| Problem description |
What follows is a listing; give it again exactly, in its entirety.

| Material |

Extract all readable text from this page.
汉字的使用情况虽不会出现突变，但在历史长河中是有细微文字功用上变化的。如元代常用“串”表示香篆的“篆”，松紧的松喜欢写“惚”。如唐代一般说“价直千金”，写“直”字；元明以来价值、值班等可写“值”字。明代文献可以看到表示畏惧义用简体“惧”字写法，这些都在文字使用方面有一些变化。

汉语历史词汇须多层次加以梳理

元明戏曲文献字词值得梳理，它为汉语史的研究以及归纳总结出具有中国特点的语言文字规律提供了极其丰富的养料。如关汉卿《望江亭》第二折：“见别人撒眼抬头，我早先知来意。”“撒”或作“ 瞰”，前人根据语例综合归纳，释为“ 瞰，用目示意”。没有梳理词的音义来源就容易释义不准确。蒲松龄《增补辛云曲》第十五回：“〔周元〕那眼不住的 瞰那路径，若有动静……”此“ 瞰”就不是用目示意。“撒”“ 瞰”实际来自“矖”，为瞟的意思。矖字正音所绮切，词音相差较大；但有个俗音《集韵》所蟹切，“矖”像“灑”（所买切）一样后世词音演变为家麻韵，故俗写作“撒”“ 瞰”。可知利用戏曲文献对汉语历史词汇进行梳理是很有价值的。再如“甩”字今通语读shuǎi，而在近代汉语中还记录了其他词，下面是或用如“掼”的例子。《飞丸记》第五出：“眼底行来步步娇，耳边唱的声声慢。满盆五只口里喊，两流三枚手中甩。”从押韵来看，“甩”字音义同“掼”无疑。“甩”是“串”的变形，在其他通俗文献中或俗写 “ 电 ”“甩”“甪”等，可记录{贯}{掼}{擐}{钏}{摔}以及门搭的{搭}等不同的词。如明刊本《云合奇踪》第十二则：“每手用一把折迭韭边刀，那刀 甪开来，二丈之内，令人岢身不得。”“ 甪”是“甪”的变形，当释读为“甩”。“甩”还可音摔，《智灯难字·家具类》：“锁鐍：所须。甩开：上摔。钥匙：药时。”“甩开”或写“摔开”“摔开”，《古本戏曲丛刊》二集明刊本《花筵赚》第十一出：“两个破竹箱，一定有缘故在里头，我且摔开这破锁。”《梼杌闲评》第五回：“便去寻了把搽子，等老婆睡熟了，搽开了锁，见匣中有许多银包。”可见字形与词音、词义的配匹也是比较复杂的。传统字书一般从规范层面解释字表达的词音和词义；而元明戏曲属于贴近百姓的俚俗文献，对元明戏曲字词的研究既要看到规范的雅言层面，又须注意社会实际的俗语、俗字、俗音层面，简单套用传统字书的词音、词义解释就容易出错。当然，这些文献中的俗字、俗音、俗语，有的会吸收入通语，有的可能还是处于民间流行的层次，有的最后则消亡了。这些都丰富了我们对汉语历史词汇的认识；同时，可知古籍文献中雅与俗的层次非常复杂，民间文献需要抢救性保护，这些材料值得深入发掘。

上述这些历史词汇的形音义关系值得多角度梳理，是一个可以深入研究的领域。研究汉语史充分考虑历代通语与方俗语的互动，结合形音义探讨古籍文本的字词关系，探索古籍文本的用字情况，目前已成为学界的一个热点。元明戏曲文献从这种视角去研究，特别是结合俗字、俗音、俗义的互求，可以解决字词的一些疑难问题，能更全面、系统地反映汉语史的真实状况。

| Expected output |
Extract all readable text from this page.
汉字的使用情况虽不会出现突变，但在历史长河中是有细微文字功用上变化的。如元代常用“串”表示香篆的“篆”，松紧的松喜欢写“惚”。如唐代一般说“价直千金”，写“直”字；元明以来价值、值班等可写“值”字。明代文献可以看到表示畏惧义用简体“惧”字写法，这些都在文字使用方面有一些变化。

汉语历史词汇须多层次加以梳理

元明戏曲文献字词值得梳理，它为汉语史的研究以及归纳总结出具有中国特点的语言文字规律提供了极其丰富的养料。如关汉卿《望江亭》第二折：“见别人撒眼抬头，我早先知来意。”“撒”或作“ 瞰”，前人根据语例综合归纳，释为“ 瞰，用目示意”。没有梳理词的音义来源就容易释义不准确。蒲松龄《增补辛云曲》第十五回：“〔周元〕那眼不住的 瞰那路径，若有动静……”此“ 瞰”就不是用目示意。“撒”“ 瞰”实际来自“矖”，为瞟的意思。矖字正音所绮切，词音相差较大；但有个俗音《集韵》所蟹切，“矖”像“灑”（所买切）一样后世词音演变为家麻韵，故俗写作“撒”“ 瞰”。可知利用戏曲文献对汉语历史词汇进行梳理是很有价值的。再如“甩”字今通语读shuǎi，而在近代汉语中还记录了其他词，下面是或用如“掼”的例子。《飞丸记》第五出：“眼底行来步步娇，耳边唱的声声慢。满盆五只口里喊，两流三枚手中甩。”从押韵来看，“甩”字音义同“掼”无疑。“甩”是“串”的变形，在其他通俗文献中或俗写 “ 电 ”“甩”“甪”等，可记录{贯}{掼}{擐}{钏}{摔}以及门搭的{搭}等不同的词。如明刊本《云合奇踪》第十二则：“每手用一把折迭韭边刀，那刀 甪开来，二丈之内，令人岢身不得。”“ 甪”是“甪”的变形，当释读为“甩”。“甩”还可音摔，《智灯难字·家具类》：“锁鐍：所须。甩开：上摔。钥匙：药时。”“甩开”或写“摔开”“摔开”，《古本戏曲丛刊》二集明刊本《花筵赚》第十一出：“两个破竹箱，一定有缘故在里头，我且摔开这破锁。”《梼杌闲评》第五回：“便去寻了把搽子，等老婆睡熟了，搽开了锁，见匣中有许多银包。”可见字形与词音、词义的配匹也是比较复杂的。传统字书一般从规范层面解释字表达的词音和词义；而元明戏曲属于贴近百姓的俚俗文献，对元明戏曲字词的研究既要看到规范的雅言层面，又须注意社会实际的俗语、俗字、俗音层面，简单套用传统字书的词音、词义解释就容易出错。当然，这些文献中的俗字、俗音、俗语，有的会吸收入通语，有的可能还是处于民间流行的层次，有的最后则消亡了。这些都丰富了我们对汉语历史词汇的认识；同时，可知古籍文献中雅与俗的层次非常复杂，民间文献需要抢救性保护，这些材料值得深入发掘。

上述这些历史词汇的形音义关系值得多角度梳理，是一个可以深入研究的领域。研究汉语史充分考虑历代通语与方俗语的互动，结合形音义探讨古籍文本的字词关系，探索古籍文本的用字情况，目前已成为学界的一个热点。元明戏曲文献从这种视角去研究，特别是结合俗字、俗音、俗义的互求，可以解决字词的一些疑难问题，能更全面、系统地反映汉语史的真实状况。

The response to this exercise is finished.